All records must be restated word for word.

RECORD EXTRACTS:
+++++

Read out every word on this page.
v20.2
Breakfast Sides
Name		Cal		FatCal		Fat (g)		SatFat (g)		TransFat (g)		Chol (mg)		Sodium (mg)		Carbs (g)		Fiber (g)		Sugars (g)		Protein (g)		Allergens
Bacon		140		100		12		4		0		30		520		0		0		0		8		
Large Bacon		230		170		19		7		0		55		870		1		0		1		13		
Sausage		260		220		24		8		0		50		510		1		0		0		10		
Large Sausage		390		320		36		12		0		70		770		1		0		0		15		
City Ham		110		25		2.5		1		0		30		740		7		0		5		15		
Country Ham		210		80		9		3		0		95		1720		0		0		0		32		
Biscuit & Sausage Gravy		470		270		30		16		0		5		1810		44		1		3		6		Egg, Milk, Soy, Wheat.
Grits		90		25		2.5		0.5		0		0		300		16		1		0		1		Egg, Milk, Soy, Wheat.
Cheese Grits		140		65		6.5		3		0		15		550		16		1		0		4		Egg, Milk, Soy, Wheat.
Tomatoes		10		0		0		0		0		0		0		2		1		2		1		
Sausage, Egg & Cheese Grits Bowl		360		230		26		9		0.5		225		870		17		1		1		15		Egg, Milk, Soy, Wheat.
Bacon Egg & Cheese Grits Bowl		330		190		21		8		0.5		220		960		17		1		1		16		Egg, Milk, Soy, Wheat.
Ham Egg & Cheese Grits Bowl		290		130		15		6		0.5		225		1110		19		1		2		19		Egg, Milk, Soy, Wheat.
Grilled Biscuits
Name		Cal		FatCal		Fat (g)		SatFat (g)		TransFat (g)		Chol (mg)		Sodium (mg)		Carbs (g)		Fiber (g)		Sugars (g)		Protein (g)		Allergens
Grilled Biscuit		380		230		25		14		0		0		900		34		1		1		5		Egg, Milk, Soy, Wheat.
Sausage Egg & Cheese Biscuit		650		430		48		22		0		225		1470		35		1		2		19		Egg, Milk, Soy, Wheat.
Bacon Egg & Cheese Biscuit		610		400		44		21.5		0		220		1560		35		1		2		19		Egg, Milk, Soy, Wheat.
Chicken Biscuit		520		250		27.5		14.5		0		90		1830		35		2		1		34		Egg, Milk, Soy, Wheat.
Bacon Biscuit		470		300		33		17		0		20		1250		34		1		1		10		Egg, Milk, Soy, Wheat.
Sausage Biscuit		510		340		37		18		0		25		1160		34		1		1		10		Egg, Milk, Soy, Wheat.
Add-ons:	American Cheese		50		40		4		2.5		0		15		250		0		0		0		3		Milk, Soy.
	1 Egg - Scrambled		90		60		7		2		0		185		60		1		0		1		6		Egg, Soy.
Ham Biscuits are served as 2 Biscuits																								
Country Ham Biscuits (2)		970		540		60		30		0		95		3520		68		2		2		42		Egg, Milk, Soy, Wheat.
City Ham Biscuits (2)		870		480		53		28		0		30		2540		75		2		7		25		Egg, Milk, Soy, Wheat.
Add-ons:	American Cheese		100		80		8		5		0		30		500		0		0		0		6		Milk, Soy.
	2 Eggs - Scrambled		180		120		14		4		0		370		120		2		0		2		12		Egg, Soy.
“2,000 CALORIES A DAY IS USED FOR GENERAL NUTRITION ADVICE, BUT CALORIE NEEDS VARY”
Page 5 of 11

+++++

SOLUTION:
Read out every word on this page.
v20.2
Breakfast Sides
Name		Cal		FatCal		Fat (g)		SatFat (g)		TransFat (g)		Chol (mg)		Sodium (mg)		Carbs (g)		Fiber (g)		Sugars (g)		Protein (g)		Allergens
Bacon		140		100		12		4		0		30		520		0		0		0		8		
Large Bacon		230		170		19		7		0		55		870		1		0		1		13		
Sausage		260		220		24		8		0		50		510		1		0		0		10		
Large Sausage		390		320		36		12		0		70		770		1		0		0		15		
City Ham		110		25		2.5		1		0		30		740		7		0		5		15		
Country Ham		210		80		9		3		0		95		1720		0		0		0		32		
Biscuit & Sausage Gravy		470		270		30		16		0		5		1810		44		1		3		6		Egg, Milk, Soy, Wheat.
Grits		90		25		2.5		0.5		0		0		300		16		1		0		1		Egg, Milk, Soy, Wheat.
Cheese Grits		140		65		6.5		3		0		15		550		16		1		0		4		Egg, Milk, Soy, Wheat.
Tomatoes		10		0		0		0		0		0		0		2		1		2		1		
Sausage, Egg & Cheese Grits Bowl		360		230		26		9		0.5		225		870		17		1		1		15		Egg, Milk, Soy, Wheat.
Bacon Egg & Cheese Grits Bowl		330		190		21		8		0.5		220		960		17		1		1		16		Egg, Milk, Soy, Wheat.
Ham Egg & Cheese Grits Bowl		290		130		15		6		0.5		225		1110		19		1		2		19		Egg, Milk, Soy, Wheat.
Grilled Biscuits
Name		Cal		FatCal		Fat (g)		SatFat (g)		TransFat (g)		Chol (mg)		Sodium (mg)		Carbs (g)		Fiber (g)		Sugars (g)		Protein (g)		Allergens
Grilled Biscuit		380		230		25		14		0		0		900		34		1		1		5		Egg, Milk, Soy, Wheat.
Sausage Egg & Cheese Biscuit		650		430		48		22		0		225		1470		35		1		2		19		Egg, Milk, Soy, Wheat.
Bacon Egg & Cheese Biscuit		610		400		44		21.5		0		220		1560		35		1		2		19		Egg, Milk, Soy, Wheat.
Chicken Biscuit		520		250		27.5		14.5		0		90		1830		35		2		1		34		Egg, Milk, Soy, Wheat.
Bacon Biscuit		470		300		33		17		0		20		1250		34		1		1		10		Egg, Milk, Soy, Wheat.
Sausage Biscuit		510		340		37		18		0		25		1160		34		1		1		10		Egg, Milk, Soy, Wheat.
Add-ons:	American Cheese		50		40		4		2.5		0		15		250		0		0		0		3		Milk, Soy.
	1 Egg - Scrambled		90		60		7		2		0		185		60		1		0		1		6		Egg, Soy.
Ham Biscuits are served as 2 Biscuits																								
Country Ham Biscuits (2)		970		540		60		30		0		95		3520		68		2		2		42		Egg, Milk, Soy, Wheat.
City Ham Biscuits (2)		870		480		53		28		0		30		2540		75		2		7		25		Egg, Milk, Soy, Wheat.
Add-ons:	American Cheese		100		80		8		5		0		30		500		0		0		0		6		Milk, Soy.
	2 Eggs - Scrambled		180		120		14		4		0		370		120		2		0		2		12		Egg, Soy.
“2,000 CALORIES A DAY IS USED FOR GENERAL NUTRITION ADVICE, BUT CALORIE NEEDS VARY”
Page 5 of 11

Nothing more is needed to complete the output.